- **AIM OF THE EXERCISE**:
Produce an exact copy of all the data below, dropping every image.

──────── MATERIAL TO PROCESS ────────

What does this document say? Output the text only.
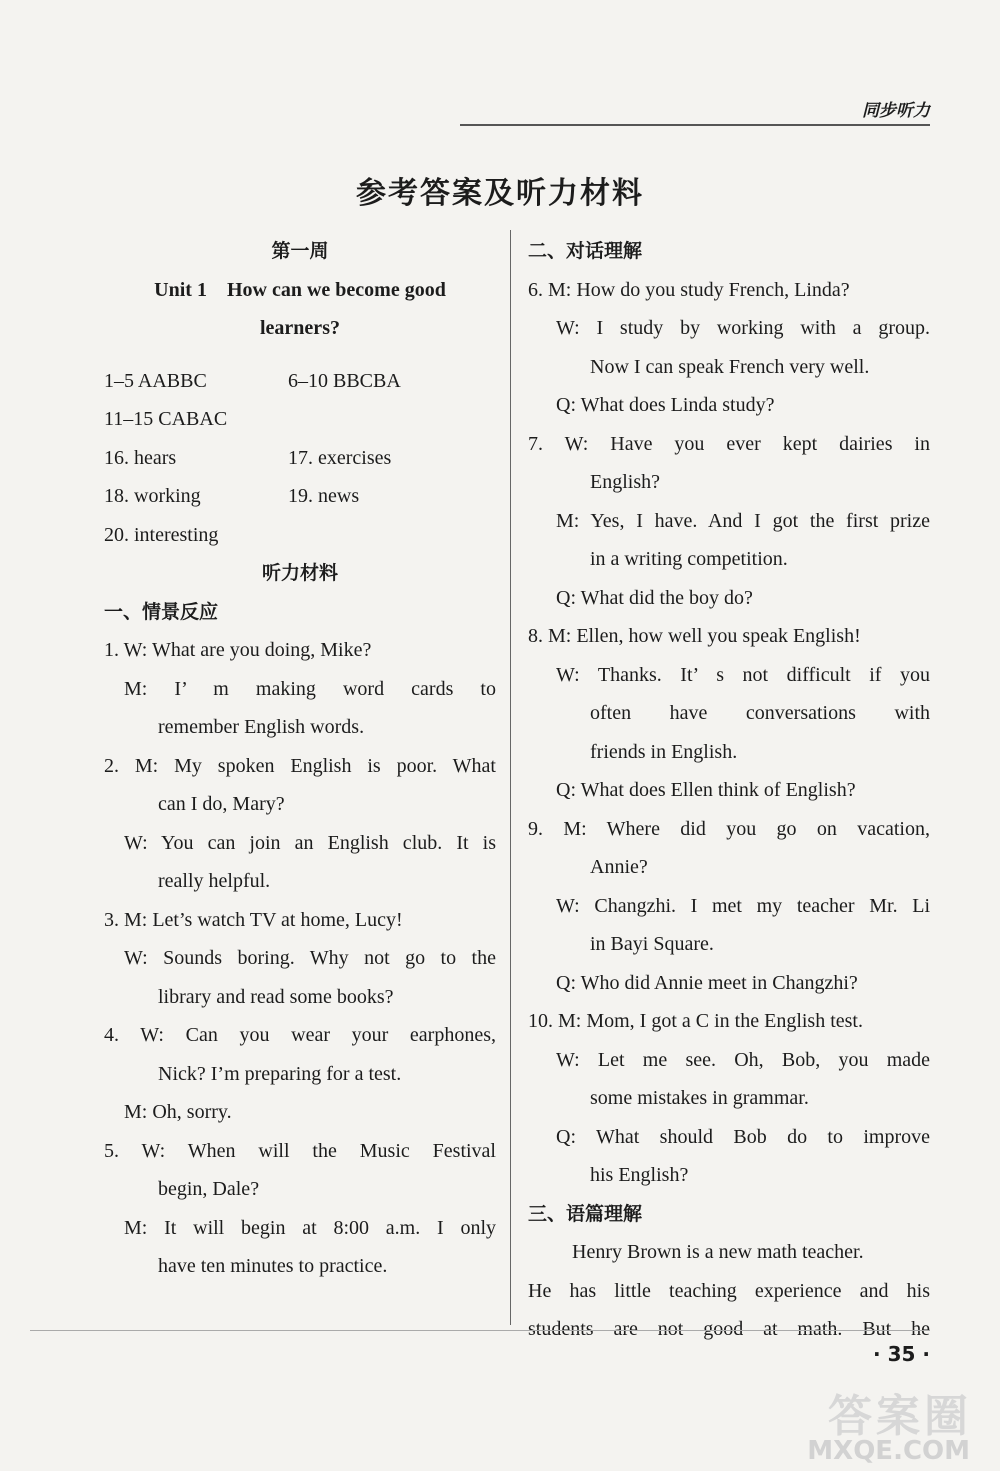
同步听力
参考答案及听力材料
第一周
Unit 1    How can we become good
learners?
1–5 AABBC	6–10 BBCBA
11–15 CABAC
16. hears	17. exercises
18. working	19. news
20. interesting
听力材料
一、情景反应
1. W: What are you doing, Mike?
M: I’ m making word cards to
remember English words.
2. M: My spoken English is poor. What
can I do, Mary?
W: You can join an English club. It is
really helpful.
3. M: Let’s watch TV at home, Lucy!
W: Sounds boring. Why not go to the
library and read some books?
4. W: Can you wear your earphones,
Nick? I’m preparing for a test.
M: Oh, sorry.
5. W: When will the Music Festival
begin, Dale?
M: It will begin at 8:00 a.m. I only
have ten minutes to practice.
二、对话理解
6. M: How do you study French, Linda?
W: I study by working with a group.
Now I can speak French very well.
Q: What does Linda study?
7. W: Have you ever kept dairies in
English?
M: Yes, I have. And I got the first prize
in a writing competition.
Q: What did the boy do?
8. M: Ellen, how well you speak English!
W: Thanks. It’ s not difficult if you
often have conversations with
friends in English.
Q: What does Ellen think of English?
9. M: Where did you go on vacation,
Annie?
W: Changzhi. I met my teacher Mr. Li
in Bayi Square.
Q: Who did Annie meet in Changzhi?
10. M: Mom, I got a C in the English test.
W: Let me see. Oh, Bob, you made
some mistakes in grammar.
Q: What should Bob do to improve
his English?
三、语篇理解
Henry Brown is a new math teacher.
He has little teaching experience and his
students are not good at math. But he
· 35 ·
答案圈
MXQE.COM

────────

- **WRITTEN ANSWER**:
What does this document say? Output the text only.
同步听力
参考答案及听力材料
第一周
Unit 1    How can we become good
learners?
1–5 AABBC	6–10 BBCBA
11–15 CABAC
16. hears	17. exercises
18. working	19. news
20. interesting
听力材料
一、情景反应
1. W: What are you doing, Mike?
M: I’ m making word cards to
remember English words.
2. M: My spoken English is poor. What
can I do, Mary?
W: You can join an English club. It is
really helpful.
3. M: Let’s watch TV at home, Lucy!
W: Sounds boring. Why not go to the
library and read some books?
4. W: Can you wear your earphones,
Nick? I’m preparing for a test.
M: Oh, sorry.
5. W: When will the Music Festival
begin, Dale?
M: It will begin at 8:00 a.m. I only
have ten minutes to practice.
二、对话理解
6. M: How do you study French, Linda?
W: I study by working with a group.
Now I can speak French very well.
Q: What does Linda study?
7. W: Have you ever kept dairies in
English?
M: Yes, I have. And I got the first prize
in a writing competition.
Q: What did the boy do?
8. M: Ellen, how well you speak English!
W: Thanks. It’ s not difficult if you
often have conversations with
friends in English.
Q: What does Ellen think of English?
9. M: Where did you go on vacation,
Annie?
W: Changzhi. I met my teacher Mr. Li
in Bayi Square.
Q: Who did Annie meet in Changzhi?
10. M: Mom, I got a C in the English test.
W: Let me see. Oh, Bob, you made
some mistakes in grammar.
Q: What should Bob do to improve
his English?
三、语篇理解
Henry Brown is a new math teacher.
He has little teaching experience and his
students are not good at math. But he
· 35 ·
答案圈
MXQE.COM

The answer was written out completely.